_Required work_: Look through the records below, and copy out every line that holds the string "couleurs".

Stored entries
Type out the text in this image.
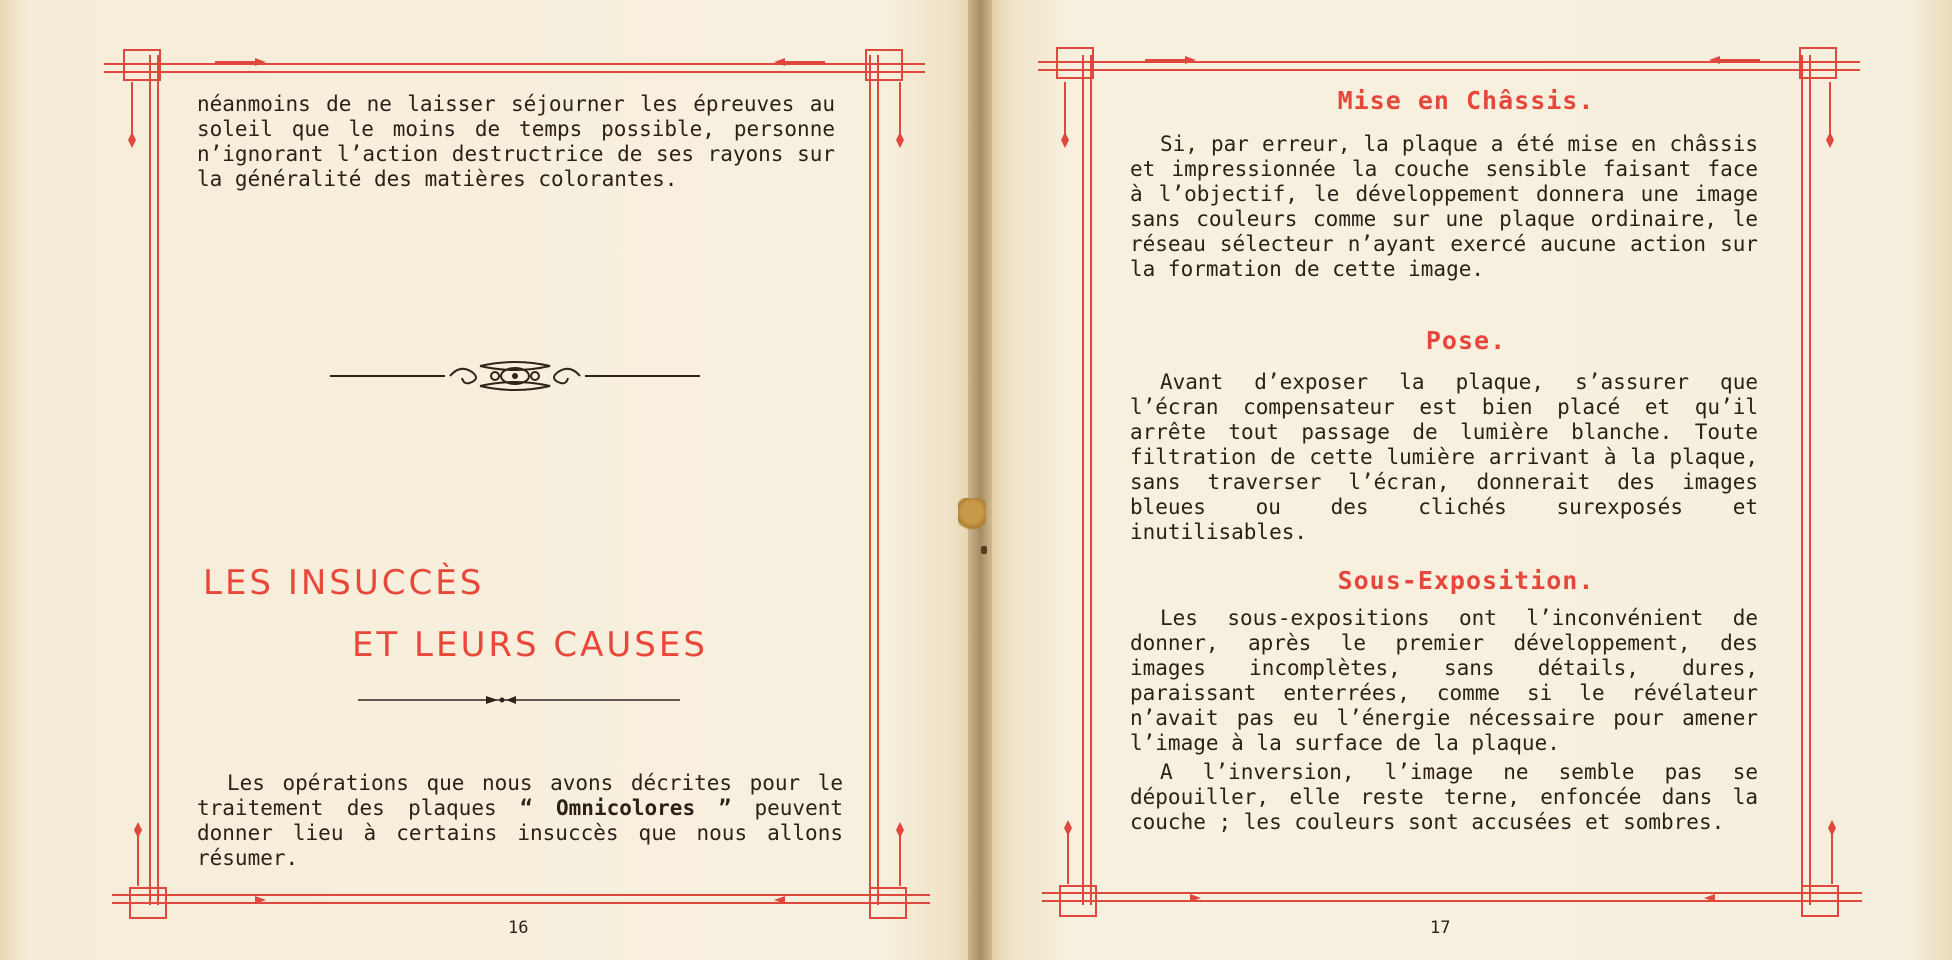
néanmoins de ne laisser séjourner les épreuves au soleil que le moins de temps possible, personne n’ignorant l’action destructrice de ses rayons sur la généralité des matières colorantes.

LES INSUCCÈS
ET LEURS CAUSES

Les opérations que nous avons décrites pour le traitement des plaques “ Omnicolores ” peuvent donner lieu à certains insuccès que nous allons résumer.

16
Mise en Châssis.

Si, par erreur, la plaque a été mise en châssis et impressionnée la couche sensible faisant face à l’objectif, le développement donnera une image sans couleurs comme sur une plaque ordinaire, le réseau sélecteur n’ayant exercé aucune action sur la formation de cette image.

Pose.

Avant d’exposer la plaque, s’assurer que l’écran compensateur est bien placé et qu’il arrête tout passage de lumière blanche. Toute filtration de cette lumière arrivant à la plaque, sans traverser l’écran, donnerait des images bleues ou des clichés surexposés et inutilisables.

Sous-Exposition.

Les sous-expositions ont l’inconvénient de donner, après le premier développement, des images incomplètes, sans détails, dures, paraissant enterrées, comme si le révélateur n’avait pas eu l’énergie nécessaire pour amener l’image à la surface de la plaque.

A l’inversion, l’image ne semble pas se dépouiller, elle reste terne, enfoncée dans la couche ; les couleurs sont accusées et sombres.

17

* * *

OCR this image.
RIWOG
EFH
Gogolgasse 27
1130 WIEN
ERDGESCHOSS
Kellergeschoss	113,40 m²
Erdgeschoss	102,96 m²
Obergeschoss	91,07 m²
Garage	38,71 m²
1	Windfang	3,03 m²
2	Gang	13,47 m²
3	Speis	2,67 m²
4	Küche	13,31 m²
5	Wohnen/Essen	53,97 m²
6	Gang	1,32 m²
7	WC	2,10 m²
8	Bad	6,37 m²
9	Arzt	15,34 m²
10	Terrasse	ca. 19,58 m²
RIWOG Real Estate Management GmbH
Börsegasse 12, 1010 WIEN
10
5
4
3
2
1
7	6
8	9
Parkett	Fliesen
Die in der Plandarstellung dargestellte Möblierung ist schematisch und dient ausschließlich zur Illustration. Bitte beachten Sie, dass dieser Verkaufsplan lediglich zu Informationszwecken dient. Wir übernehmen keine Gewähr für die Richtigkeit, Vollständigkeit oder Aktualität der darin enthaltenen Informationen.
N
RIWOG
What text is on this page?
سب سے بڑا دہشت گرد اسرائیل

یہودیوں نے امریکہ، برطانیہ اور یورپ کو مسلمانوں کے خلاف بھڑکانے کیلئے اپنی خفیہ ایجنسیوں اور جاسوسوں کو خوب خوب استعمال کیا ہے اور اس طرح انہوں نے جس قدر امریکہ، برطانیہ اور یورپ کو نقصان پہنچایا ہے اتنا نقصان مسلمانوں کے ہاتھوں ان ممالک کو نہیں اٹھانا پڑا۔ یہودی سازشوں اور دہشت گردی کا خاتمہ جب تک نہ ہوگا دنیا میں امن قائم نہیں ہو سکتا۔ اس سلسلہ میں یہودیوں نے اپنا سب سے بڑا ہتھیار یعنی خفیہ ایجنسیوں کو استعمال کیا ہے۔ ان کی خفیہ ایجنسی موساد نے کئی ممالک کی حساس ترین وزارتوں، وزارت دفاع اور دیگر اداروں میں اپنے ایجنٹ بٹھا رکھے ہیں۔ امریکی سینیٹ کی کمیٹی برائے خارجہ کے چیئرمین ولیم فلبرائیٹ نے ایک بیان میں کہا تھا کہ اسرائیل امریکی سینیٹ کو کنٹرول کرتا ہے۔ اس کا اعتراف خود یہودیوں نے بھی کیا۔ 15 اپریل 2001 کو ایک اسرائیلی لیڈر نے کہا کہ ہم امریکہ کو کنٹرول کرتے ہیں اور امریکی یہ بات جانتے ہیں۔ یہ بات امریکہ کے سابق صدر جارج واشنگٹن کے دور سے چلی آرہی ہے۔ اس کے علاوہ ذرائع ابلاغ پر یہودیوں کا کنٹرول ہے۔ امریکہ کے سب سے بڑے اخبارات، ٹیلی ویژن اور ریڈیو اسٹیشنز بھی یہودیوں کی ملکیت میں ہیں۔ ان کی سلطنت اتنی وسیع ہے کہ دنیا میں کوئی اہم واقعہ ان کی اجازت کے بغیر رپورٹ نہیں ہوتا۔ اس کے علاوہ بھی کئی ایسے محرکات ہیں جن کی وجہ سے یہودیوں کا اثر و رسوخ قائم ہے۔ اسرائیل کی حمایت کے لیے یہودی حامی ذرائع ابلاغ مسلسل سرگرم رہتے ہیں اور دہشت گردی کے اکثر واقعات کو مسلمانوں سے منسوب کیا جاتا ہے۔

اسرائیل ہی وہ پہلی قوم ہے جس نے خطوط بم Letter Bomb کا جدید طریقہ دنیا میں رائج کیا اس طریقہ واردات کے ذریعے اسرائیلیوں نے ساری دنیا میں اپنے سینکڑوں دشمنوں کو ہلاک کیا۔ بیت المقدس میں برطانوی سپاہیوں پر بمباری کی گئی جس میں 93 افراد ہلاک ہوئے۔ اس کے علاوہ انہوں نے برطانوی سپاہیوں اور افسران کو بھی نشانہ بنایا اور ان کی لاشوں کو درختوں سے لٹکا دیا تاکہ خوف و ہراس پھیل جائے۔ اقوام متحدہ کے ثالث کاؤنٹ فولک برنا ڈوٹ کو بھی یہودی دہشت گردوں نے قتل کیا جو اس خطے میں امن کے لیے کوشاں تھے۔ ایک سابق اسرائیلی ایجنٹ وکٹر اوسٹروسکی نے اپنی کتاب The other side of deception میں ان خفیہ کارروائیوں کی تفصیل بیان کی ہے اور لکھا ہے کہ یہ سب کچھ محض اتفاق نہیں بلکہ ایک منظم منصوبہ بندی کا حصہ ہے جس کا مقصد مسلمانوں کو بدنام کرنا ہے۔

_Response to this task_:
Si, par erreur, la plaque a été mise en châssis et impressionnée la couche sensible faisant face à l’objectif, le développement donnera une image sans couleurs comme sur une plaque ordinaire, le réseau sélecteur n’ayant exercé aucune action sur la formation de cette image.
A l’inversion, l’image ne semble pas se dépouiller, elle reste terne, enfoncée dans la couche ; les couleurs sont accusées et sombres.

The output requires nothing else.